### AIM OF THE TASK
Copy every line from the records below that holds the word "Flowers".

### RECORDS
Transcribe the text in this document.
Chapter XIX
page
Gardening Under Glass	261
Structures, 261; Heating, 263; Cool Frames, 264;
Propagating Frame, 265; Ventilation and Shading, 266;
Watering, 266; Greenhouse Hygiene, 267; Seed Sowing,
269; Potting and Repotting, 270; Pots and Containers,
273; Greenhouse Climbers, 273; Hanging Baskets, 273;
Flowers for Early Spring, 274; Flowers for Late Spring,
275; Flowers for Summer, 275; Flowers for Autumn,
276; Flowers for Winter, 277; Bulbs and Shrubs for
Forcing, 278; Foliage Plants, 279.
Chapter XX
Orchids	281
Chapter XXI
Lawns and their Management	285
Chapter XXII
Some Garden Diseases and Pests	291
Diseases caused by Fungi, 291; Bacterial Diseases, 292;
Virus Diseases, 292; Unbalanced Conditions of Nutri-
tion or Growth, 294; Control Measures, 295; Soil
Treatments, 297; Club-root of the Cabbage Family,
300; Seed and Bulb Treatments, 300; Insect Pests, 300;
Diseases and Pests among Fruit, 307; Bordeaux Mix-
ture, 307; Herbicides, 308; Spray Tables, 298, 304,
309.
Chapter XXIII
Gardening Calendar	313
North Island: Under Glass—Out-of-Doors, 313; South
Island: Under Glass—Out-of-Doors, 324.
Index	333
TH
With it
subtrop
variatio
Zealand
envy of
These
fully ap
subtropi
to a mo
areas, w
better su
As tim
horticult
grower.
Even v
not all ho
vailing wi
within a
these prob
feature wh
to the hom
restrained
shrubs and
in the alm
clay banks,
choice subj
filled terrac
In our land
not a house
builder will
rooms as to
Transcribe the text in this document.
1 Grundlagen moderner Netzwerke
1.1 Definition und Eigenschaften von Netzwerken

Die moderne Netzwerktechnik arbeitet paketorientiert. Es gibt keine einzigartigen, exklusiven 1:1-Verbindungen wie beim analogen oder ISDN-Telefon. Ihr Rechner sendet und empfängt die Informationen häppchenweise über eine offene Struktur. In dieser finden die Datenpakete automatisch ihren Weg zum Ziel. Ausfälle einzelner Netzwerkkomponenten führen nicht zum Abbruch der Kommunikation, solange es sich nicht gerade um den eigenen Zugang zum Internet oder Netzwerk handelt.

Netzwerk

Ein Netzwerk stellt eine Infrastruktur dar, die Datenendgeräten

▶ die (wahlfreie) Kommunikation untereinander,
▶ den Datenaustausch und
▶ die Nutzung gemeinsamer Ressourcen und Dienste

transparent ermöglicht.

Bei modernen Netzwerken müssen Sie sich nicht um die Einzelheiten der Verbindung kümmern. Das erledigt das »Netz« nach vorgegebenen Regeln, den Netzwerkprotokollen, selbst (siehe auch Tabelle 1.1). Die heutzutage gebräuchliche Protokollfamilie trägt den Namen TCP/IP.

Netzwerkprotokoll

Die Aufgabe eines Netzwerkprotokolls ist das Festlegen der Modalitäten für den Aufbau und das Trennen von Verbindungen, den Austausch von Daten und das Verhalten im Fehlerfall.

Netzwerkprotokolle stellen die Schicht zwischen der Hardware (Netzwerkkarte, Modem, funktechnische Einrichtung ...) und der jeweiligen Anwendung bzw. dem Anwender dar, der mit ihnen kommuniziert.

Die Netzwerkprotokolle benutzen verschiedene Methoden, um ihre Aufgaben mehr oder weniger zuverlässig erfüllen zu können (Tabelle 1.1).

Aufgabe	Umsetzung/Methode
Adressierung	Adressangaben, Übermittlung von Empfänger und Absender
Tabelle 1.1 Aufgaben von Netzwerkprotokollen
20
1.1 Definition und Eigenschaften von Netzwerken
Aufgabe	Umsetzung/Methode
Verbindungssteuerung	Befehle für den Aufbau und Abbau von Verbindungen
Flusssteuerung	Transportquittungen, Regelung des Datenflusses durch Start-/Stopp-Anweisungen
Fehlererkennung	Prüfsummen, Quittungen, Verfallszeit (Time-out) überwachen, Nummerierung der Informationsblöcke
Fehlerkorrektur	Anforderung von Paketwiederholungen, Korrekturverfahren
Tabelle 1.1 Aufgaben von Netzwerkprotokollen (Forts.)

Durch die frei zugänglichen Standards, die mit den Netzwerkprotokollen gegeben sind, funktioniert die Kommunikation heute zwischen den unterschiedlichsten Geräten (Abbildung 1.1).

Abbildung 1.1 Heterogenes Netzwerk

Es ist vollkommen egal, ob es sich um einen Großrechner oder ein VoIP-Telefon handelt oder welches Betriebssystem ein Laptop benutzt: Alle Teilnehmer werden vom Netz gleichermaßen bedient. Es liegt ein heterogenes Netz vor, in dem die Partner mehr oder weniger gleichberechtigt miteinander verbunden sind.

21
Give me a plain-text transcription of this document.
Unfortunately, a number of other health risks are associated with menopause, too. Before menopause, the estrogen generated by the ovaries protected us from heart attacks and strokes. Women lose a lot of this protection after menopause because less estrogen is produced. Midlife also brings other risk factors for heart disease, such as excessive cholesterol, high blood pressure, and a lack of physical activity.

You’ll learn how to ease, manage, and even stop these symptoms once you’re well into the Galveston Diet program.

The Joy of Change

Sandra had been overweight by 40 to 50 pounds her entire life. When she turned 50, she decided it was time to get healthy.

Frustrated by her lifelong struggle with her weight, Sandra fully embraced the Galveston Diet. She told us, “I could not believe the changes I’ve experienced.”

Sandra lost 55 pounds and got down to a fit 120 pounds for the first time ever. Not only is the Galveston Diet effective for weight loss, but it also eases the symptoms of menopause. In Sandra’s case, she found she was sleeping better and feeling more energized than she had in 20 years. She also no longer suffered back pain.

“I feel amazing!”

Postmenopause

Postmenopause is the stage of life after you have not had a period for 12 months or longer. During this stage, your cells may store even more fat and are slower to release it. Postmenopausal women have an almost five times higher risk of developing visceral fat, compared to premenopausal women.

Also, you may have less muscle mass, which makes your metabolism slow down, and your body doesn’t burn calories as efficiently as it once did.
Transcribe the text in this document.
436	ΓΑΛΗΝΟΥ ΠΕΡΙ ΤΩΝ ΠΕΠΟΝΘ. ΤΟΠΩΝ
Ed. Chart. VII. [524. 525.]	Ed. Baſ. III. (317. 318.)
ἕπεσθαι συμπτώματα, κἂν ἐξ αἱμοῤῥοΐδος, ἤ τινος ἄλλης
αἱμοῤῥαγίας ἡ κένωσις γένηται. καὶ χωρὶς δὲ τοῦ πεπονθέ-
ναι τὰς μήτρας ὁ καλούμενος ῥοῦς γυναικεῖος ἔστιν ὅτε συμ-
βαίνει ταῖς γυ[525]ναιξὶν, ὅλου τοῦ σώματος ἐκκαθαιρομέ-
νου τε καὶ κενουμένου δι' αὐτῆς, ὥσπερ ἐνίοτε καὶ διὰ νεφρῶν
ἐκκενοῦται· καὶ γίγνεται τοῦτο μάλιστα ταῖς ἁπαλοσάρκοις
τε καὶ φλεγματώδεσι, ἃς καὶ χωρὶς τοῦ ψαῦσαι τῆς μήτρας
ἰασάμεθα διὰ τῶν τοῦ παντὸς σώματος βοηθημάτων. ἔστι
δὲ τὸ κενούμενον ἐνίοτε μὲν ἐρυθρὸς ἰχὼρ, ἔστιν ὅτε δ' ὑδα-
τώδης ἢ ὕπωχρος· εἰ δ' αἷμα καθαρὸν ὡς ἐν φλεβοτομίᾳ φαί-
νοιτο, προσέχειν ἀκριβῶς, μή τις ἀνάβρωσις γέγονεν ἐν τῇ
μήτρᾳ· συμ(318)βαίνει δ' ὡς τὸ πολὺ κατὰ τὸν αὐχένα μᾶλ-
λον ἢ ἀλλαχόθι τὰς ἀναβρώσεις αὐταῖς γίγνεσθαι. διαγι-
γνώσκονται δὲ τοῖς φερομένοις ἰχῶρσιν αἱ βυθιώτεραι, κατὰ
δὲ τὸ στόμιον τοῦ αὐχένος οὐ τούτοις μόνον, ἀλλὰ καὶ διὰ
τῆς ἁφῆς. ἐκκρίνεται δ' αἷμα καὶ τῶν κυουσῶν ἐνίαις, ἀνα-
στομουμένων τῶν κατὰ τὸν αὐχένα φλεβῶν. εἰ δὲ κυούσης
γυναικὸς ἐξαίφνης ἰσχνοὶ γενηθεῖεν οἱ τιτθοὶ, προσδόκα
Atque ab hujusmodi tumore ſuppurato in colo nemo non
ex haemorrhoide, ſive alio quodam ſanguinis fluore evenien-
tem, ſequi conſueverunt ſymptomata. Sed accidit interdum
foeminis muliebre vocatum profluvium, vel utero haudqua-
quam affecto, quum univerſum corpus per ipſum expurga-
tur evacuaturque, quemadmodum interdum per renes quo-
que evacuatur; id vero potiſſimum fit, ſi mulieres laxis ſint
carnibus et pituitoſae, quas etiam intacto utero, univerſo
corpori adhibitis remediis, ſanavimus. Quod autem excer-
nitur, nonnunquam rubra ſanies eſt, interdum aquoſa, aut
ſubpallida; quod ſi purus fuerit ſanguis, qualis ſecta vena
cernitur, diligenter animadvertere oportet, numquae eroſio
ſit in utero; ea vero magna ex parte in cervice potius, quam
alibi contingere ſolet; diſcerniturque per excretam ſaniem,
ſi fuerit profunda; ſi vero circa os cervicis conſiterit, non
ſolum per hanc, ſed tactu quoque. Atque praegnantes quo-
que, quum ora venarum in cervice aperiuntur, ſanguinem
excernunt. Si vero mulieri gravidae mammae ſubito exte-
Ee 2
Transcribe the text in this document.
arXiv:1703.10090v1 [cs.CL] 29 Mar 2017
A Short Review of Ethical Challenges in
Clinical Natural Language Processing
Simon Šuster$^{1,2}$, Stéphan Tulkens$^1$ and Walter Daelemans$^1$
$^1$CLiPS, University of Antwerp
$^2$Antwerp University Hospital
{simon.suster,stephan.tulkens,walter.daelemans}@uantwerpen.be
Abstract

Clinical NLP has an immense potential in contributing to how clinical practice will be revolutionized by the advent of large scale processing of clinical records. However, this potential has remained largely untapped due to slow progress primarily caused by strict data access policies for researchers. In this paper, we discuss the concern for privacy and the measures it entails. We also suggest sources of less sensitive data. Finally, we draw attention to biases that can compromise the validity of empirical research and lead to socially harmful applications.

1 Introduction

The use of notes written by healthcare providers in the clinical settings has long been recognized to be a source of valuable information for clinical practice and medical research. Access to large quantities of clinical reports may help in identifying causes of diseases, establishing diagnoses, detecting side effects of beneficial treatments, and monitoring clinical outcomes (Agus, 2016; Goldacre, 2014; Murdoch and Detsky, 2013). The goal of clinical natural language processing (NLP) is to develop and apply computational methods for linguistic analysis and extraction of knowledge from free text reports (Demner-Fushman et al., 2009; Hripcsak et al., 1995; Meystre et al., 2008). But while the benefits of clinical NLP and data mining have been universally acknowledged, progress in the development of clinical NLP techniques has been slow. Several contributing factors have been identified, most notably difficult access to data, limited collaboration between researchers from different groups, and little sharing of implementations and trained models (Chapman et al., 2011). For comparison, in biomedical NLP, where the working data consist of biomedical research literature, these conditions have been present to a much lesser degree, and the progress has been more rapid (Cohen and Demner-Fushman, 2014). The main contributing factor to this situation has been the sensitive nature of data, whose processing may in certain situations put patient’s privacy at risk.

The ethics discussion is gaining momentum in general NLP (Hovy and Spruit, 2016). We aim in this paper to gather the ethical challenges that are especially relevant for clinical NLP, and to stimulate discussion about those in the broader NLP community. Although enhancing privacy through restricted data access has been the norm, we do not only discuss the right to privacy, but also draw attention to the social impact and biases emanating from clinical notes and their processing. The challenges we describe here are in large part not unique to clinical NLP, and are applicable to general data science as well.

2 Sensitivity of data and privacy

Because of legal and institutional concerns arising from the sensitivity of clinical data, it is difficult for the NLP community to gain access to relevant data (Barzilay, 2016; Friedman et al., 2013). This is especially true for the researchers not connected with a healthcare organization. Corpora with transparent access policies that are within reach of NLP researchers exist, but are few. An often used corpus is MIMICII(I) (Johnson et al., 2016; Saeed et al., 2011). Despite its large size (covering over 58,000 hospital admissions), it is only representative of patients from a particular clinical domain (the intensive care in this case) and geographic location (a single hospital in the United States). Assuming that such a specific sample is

### SOLUTION TO THIS PROBLEM
Flowers for Early Spring, 274; Flowers for Late Spring,
275; Flowers for Summer, 275; Flowers for Autumn,
276; Flowers for Winter, 277; Bulbs and Shrubs for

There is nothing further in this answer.